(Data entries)
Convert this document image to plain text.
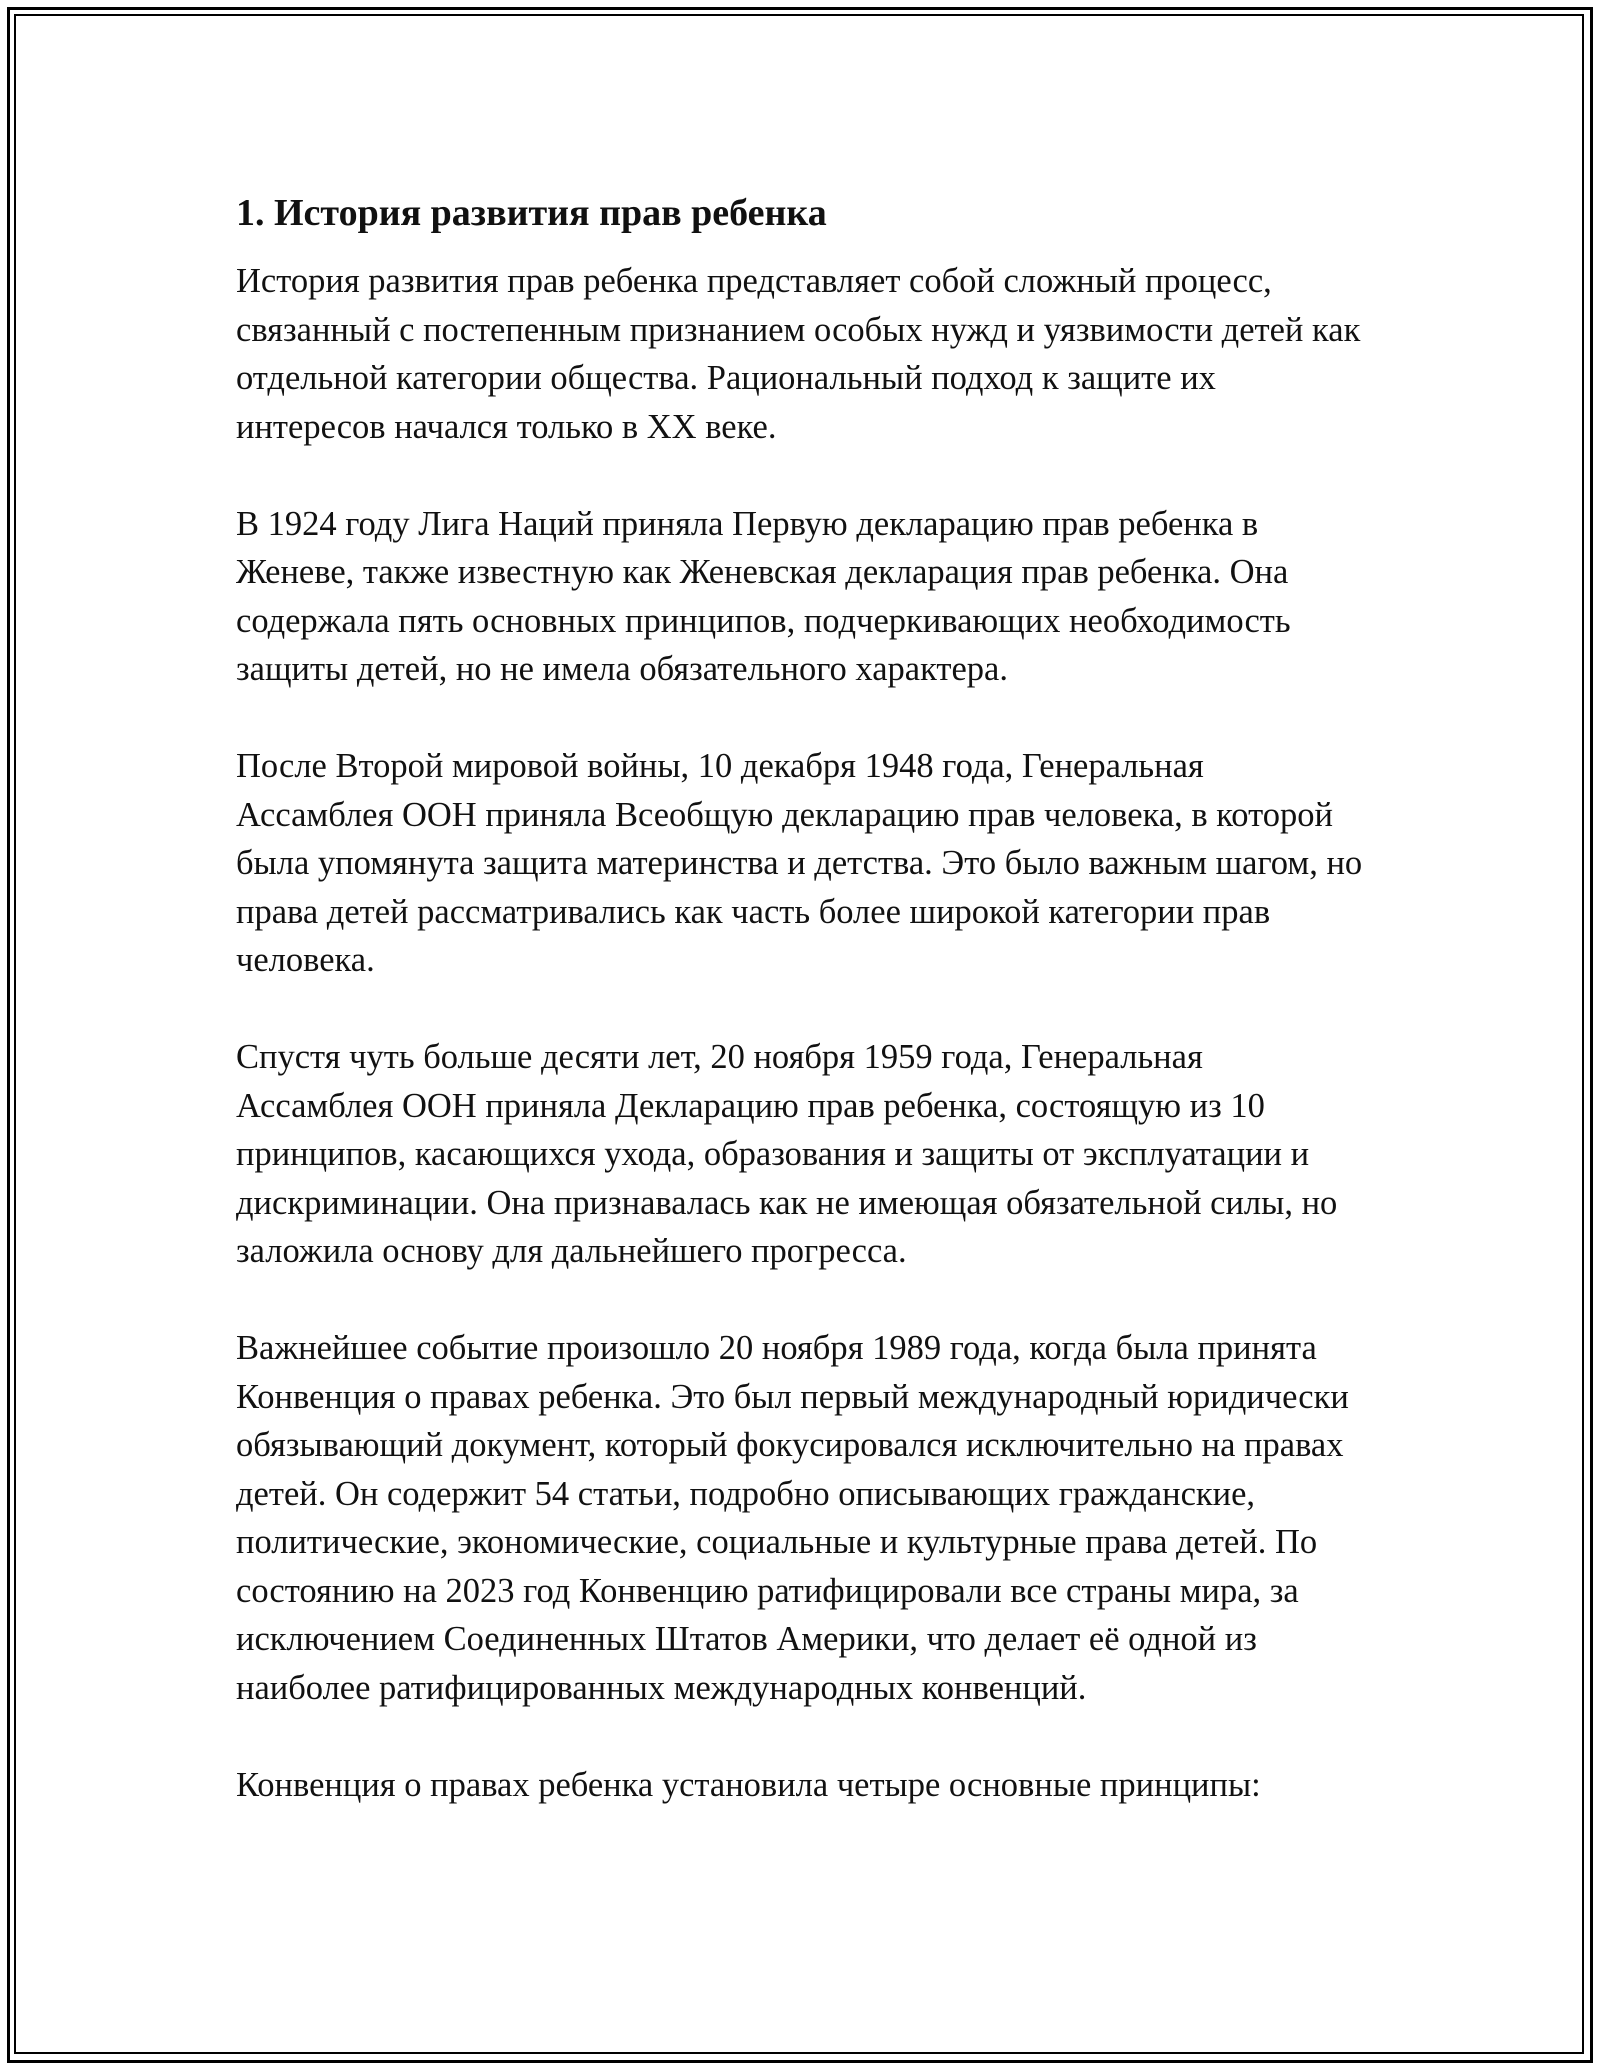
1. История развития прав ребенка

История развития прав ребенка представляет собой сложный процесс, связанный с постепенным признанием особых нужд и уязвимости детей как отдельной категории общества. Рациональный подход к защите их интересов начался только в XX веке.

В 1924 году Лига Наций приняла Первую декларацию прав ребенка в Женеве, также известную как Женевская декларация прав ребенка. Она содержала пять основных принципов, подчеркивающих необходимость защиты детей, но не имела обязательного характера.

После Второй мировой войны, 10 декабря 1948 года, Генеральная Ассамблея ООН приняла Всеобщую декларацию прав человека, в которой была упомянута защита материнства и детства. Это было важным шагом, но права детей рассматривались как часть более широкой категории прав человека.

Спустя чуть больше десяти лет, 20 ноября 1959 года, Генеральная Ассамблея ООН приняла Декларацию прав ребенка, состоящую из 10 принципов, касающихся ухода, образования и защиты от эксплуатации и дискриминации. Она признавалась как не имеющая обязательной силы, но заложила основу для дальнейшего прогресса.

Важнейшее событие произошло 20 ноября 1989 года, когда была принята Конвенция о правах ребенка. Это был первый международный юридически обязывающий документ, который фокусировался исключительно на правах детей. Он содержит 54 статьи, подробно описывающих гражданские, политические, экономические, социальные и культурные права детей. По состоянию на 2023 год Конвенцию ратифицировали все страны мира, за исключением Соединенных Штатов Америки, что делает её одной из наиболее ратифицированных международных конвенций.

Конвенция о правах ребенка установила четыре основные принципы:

...

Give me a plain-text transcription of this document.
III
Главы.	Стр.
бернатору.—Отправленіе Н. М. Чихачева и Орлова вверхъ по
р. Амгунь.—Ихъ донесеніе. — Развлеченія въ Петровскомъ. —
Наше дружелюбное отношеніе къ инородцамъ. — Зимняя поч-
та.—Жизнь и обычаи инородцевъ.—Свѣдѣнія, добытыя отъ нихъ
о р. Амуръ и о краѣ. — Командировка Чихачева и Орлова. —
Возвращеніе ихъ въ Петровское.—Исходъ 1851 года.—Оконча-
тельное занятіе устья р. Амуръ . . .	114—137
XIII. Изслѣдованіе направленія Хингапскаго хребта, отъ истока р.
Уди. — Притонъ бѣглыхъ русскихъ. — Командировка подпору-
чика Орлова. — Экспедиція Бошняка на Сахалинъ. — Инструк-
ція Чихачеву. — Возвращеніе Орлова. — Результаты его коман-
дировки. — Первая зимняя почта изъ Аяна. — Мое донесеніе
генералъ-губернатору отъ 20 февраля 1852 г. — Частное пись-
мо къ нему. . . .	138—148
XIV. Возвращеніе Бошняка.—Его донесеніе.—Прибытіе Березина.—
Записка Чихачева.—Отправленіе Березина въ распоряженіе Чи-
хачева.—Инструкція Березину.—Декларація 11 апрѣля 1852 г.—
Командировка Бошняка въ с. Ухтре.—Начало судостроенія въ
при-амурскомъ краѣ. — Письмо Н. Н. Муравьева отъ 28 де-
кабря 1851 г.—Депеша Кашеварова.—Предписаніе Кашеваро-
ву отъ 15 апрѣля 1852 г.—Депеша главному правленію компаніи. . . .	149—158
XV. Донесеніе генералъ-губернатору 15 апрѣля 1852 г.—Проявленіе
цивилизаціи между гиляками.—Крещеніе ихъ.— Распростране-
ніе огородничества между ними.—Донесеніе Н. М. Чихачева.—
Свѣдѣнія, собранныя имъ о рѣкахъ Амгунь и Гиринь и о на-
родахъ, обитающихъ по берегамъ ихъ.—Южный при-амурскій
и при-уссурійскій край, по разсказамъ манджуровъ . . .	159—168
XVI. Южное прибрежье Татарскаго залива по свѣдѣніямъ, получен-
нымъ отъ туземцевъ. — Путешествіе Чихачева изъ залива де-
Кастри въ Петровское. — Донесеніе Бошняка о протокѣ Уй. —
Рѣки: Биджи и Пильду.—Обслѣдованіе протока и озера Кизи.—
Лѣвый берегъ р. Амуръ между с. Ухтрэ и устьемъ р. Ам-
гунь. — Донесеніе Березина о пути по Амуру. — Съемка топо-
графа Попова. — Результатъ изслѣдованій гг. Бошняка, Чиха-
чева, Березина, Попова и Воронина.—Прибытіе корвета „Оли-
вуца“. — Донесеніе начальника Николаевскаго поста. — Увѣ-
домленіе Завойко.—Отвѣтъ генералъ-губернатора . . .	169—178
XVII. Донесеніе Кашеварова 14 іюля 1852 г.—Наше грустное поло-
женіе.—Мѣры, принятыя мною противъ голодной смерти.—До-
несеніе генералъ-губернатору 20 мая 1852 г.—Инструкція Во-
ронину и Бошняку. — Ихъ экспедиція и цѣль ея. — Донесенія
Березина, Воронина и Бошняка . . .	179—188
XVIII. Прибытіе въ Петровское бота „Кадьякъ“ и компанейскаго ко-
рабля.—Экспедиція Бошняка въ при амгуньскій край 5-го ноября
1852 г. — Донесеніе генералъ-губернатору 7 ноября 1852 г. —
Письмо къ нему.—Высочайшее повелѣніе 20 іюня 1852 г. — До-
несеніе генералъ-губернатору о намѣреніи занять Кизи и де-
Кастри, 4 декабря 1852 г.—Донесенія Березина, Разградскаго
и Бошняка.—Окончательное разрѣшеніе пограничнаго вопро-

* * *

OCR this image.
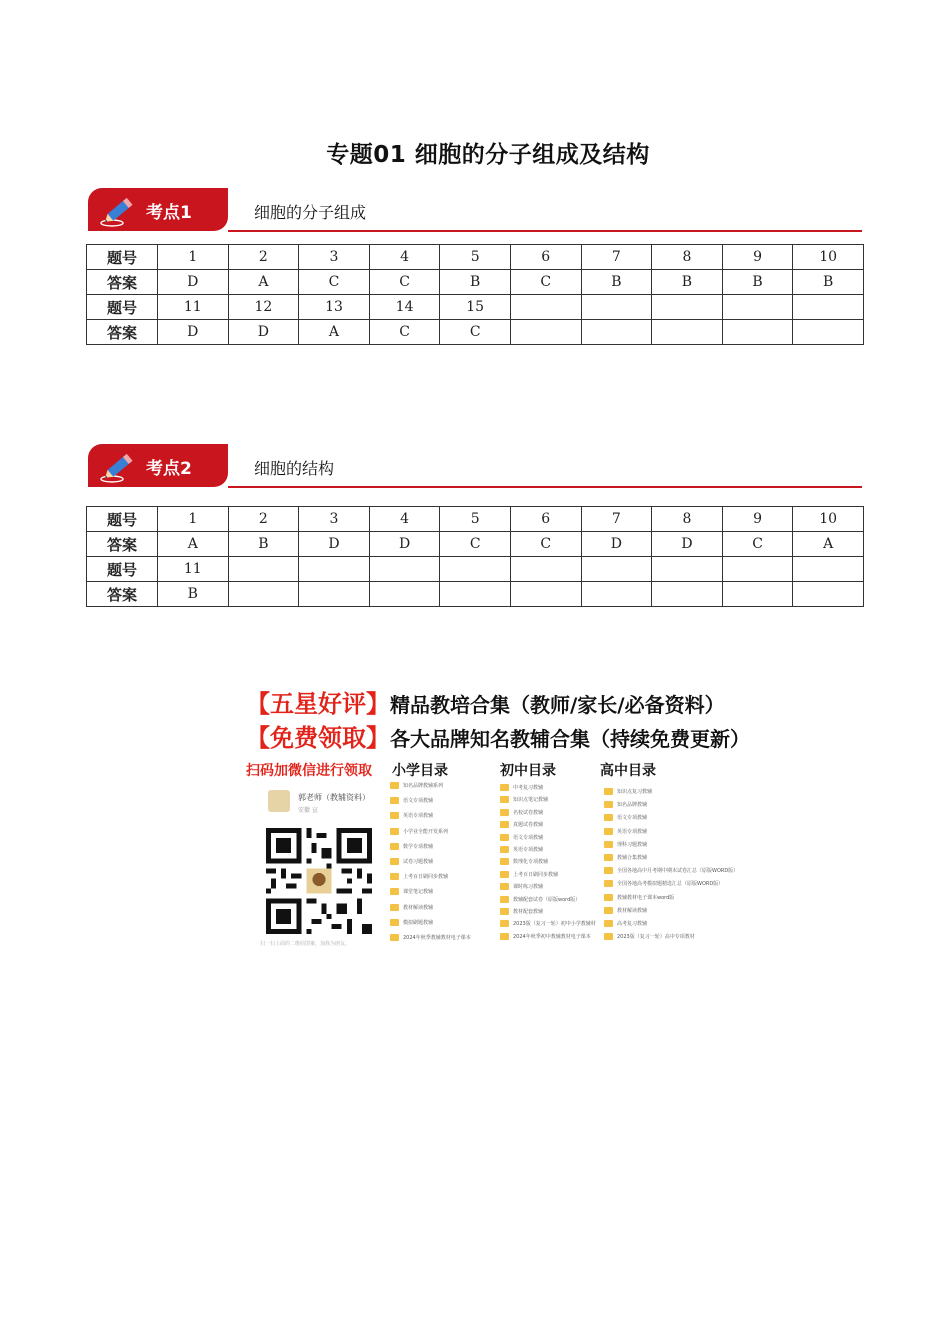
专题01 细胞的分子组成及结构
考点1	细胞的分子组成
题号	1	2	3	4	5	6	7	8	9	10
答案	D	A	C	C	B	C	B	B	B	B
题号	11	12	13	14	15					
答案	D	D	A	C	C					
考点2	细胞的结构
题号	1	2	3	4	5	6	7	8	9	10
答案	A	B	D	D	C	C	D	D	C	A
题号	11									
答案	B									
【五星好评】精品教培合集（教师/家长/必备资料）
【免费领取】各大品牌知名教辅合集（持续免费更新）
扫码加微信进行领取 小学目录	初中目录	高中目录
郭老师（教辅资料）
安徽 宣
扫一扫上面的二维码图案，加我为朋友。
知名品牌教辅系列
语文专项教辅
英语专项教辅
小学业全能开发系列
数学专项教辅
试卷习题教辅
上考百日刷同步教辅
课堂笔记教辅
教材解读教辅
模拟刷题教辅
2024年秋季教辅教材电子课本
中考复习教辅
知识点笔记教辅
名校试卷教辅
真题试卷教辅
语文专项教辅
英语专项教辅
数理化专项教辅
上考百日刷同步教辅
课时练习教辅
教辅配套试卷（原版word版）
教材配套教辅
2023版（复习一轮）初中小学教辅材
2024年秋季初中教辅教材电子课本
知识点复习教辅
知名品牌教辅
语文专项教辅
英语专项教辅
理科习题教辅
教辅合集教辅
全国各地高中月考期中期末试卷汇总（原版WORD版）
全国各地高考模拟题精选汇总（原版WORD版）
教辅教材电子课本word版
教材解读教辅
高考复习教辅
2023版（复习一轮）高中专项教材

__Request__:
Provide only the number of lines in the entries that hold the word "Амуръ".

__Response__:
3